> **BRIEF**:
Write out every single entry exactly.

# # # #

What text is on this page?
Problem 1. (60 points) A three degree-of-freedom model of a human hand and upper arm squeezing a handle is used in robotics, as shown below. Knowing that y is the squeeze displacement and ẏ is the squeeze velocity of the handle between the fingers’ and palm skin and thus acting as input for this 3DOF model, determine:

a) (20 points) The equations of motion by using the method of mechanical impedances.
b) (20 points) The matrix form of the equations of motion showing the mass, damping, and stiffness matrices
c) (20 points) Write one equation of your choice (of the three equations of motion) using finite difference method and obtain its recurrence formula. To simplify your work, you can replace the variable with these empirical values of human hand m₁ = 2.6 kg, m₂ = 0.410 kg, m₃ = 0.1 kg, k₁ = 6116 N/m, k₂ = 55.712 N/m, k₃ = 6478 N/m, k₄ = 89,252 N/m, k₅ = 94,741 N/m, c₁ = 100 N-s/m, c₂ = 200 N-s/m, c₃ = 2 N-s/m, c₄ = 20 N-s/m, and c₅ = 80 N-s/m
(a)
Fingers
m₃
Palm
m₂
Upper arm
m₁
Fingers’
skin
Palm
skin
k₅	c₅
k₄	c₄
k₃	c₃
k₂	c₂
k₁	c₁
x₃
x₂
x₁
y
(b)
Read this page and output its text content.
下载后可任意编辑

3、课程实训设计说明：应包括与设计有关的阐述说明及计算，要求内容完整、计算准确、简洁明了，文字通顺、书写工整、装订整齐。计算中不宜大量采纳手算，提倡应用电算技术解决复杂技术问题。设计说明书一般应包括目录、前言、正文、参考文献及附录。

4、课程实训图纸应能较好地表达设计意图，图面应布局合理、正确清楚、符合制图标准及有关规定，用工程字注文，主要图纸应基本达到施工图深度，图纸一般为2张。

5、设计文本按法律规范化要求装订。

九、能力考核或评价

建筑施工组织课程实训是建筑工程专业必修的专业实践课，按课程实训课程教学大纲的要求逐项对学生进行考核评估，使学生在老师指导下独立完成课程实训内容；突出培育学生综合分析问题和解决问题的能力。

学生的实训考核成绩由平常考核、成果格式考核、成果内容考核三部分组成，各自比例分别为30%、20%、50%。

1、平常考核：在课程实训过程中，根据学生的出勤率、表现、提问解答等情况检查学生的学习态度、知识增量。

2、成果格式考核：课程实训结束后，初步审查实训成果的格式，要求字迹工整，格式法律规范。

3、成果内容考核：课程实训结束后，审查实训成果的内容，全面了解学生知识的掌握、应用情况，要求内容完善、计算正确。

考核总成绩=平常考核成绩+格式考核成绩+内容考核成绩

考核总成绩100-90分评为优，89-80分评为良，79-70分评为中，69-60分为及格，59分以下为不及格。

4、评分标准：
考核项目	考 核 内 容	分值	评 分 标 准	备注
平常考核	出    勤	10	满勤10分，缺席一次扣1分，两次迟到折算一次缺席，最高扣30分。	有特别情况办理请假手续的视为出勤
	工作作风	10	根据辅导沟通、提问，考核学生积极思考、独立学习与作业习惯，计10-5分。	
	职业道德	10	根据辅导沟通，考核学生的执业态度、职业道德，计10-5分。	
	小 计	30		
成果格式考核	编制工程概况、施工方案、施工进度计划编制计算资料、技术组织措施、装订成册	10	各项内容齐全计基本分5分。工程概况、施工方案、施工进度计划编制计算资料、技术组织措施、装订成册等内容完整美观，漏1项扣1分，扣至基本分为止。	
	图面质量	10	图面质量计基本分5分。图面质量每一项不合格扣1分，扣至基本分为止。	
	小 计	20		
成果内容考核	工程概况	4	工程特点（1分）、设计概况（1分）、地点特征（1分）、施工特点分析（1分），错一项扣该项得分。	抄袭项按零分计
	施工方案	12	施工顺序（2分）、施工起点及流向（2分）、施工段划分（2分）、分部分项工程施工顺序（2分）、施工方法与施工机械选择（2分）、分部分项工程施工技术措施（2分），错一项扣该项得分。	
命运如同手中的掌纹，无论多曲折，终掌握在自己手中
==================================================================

# # # #

> **FULL OUTPUT**:
What text is on this page?
Problem 1. (60 points) A three degree-of-freedom model of a human hand and upper arm squeezing a handle is used in robotics, as shown below. Knowing that y is the squeeze displacement and ẏ is the squeeze velocity of the handle between the fingers’ and palm skin and thus acting as input for this 3DOF model, determine:

a) (20 points) The equations of motion by using the method of mechanical impedances.
b) (20 points) The matrix form of the equations of motion showing the mass, damping, and stiffness matrices
c) (20 points) Write one equation of your choice (of the three equations of motion) using finite difference method and obtain its recurrence formula. To simplify your work, you can replace the variable with these empirical values of human hand m₁ = 2.6 kg, m₂ = 0.410 kg, m₃ = 0.1 kg, k₁ = 6116 N/m, k₂ = 55.712 N/m, k₃ = 6478 N/m, k₄ = 89,252 N/m, k₅ = 94,741 N/m, c₁ = 100 N-s/m, c₂ = 200 N-s/m, c₃ = 2 N-s/m, c₄ = 20 N-s/m, and c₅ = 80 N-s/m
(a)
Fingers
m₃
Palm
m₂
Upper arm
m₁
Fingers’
skin
Palm
skin
k₅	c₅
k₄	c₄
k₃	c₃
k₂	c₂
k₁	c₁
x₃
x₂
x₁
y
(b)
Read this page and output its text content.
下载后可任意编辑

3、课程实训设计说明：应包括与设计有关的阐述说明及计算，要求内容完整、计算准确、简洁明了，文字通顺、书写工整、装订整齐。计算中不宜大量采纳手算，提倡应用电算技术解决复杂技术问题。设计说明书一般应包括目录、前言、正文、参考文献及附录。

4、课程实训图纸应能较好地表达设计意图，图面应布局合理、正确清楚、符合制图标准及有关规定，用工程字注文，主要图纸应基本达到施工图深度，图纸一般为2张。

5、设计文本按法律规范化要求装订。

九、能力考核或评价

建筑施工组织课程实训是建筑工程专业必修的专业实践课，按课程实训课程教学大纲的要求逐项对学生进行考核评估，使学生在老师指导下独立完成课程实训内容；突出培育学生综合分析问题和解决问题的能力。

学生的实训考核成绩由平常考核、成果格式考核、成果内容考核三部分组成，各自比例分别为30%、20%、50%。

1、平常考核：在课程实训过程中，根据学生的出勤率、表现、提问解答等情况检查学生的学习态度、知识增量。

2、成果格式考核：课程实训结束后，初步审查实训成果的格式，要求字迹工整，格式法律规范。

3、成果内容考核：课程实训结束后，审查实训成果的内容，全面了解学生知识的掌握、应用情况，要求内容完善、计算正确。

考核总成绩=平常考核成绩+格式考核成绩+内容考核成绩

考核总成绩100-90分评为优，89-80分评为良，79-70分评为中，69-60分为及格，59分以下为不及格。

4、评分标准：
考核项目	考 核 内 容	分值	评 分 标 准	备注
平常考核	出    勤	10	满勤10分，缺席一次扣1分，两次迟到折算一次缺席，最高扣30分。	有特别情况办理请假手续的视为出勤
	工作作风	10	根据辅导沟通、提问，考核学生积极思考、独立学习与作业习惯，计10-5分。	
	职业道德	10	根据辅导沟通，考核学生的执业态度、职业道德，计10-5分。	
	小 计	30		
成果格式考核	编制工程概况、施工方案、施工进度计划编制计算资料、技术组织措施、装订成册	10	各项内容齐全计基本分5分。工程概况、施工方案、施工进度计划编制计算资料、技术组织措施、装订成册等内容完整美观，漏1项扣1分，扣至基本分为止。	
	图面质量	10	图面质量计基本分5分。图面质量每一项不合格扣1分，扣至基本分为止。	
	小 计	20		
成果内容考核	工程概况	4	工程特点（1分）、设计概况（1分）、地点特征（1分）、施工特点分析（1分），错一项扣该项得分。	抄袭项按零分计
	施工方案	12	施工顺序（2分）、施工起点及流向（2分）、施工段划分（2分）、分部分项工程施工顺序（2分）、施工方法与施工机械选择（2分）、分部分项工程施工技术措施（2分），错一项扣该项得分。	
命运如同手中的掌纹，无论多曲折，终掌握在自己手中
==================================================================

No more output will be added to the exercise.